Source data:

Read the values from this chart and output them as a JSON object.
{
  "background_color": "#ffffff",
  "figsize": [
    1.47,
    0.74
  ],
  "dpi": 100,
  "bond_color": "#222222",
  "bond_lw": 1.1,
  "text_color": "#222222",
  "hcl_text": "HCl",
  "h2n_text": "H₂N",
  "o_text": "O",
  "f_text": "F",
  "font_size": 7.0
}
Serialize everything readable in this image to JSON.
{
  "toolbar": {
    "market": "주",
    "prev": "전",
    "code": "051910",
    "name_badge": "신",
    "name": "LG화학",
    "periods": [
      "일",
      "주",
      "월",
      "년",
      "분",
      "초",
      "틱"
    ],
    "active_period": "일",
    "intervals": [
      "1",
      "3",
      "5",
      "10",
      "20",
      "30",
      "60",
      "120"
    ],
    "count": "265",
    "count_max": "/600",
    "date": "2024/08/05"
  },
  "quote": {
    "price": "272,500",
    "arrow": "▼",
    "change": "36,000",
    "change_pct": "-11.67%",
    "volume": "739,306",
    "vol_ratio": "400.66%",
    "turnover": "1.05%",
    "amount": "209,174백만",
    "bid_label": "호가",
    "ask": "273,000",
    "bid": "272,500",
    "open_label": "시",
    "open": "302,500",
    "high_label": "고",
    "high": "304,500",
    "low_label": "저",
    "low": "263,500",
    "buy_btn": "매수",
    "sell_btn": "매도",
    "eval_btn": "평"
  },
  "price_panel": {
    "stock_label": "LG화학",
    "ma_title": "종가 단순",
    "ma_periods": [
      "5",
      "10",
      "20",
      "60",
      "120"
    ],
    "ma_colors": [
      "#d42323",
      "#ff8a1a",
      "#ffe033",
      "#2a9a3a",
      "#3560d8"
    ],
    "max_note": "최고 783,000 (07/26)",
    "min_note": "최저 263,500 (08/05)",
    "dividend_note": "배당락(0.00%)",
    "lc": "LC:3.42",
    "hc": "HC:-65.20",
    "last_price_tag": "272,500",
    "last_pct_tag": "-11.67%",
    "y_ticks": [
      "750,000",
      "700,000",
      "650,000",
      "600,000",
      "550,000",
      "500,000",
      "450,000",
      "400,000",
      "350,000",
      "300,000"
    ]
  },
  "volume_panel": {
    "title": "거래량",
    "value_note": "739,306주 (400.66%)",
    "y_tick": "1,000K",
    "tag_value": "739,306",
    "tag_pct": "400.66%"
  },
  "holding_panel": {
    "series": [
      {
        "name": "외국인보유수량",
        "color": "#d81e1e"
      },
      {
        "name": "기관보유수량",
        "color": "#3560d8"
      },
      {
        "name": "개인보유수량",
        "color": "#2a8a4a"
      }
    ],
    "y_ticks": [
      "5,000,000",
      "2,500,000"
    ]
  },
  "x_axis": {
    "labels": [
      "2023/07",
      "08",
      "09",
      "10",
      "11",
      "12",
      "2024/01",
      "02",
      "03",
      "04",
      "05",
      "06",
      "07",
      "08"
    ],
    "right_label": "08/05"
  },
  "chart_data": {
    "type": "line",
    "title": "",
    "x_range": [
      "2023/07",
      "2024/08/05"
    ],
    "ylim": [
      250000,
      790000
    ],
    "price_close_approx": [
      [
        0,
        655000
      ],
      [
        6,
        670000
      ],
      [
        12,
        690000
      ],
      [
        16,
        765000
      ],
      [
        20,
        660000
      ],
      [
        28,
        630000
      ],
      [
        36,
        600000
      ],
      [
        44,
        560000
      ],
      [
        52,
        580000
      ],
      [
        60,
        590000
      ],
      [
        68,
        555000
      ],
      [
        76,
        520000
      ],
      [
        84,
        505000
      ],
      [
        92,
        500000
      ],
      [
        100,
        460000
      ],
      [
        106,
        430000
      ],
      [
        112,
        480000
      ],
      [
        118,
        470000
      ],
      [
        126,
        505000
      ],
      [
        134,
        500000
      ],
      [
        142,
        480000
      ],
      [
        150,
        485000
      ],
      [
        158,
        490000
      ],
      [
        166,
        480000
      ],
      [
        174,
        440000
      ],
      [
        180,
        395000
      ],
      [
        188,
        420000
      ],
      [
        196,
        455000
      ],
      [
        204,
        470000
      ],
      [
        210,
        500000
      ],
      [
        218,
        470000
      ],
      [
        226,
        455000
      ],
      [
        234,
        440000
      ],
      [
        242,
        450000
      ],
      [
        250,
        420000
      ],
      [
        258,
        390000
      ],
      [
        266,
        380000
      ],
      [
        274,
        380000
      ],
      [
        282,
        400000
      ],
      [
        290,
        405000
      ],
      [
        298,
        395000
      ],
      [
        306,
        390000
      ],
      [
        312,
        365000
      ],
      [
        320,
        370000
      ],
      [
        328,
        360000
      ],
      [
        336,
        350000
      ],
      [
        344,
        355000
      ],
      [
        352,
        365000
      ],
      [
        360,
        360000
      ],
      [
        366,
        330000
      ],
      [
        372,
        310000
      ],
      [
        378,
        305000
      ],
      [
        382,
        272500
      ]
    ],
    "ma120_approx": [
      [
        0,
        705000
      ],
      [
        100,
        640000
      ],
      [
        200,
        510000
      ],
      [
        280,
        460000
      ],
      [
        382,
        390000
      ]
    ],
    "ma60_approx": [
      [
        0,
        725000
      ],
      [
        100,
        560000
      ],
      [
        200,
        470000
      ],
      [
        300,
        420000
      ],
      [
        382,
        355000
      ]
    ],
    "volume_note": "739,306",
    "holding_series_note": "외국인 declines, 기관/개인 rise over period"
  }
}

== Written request ==
Review the material and copy each line in which the word "JSON" appears.

== Task output ==
Read the values from this chart and output them as a JSON object.
Serialize everything readable in this image to JSON.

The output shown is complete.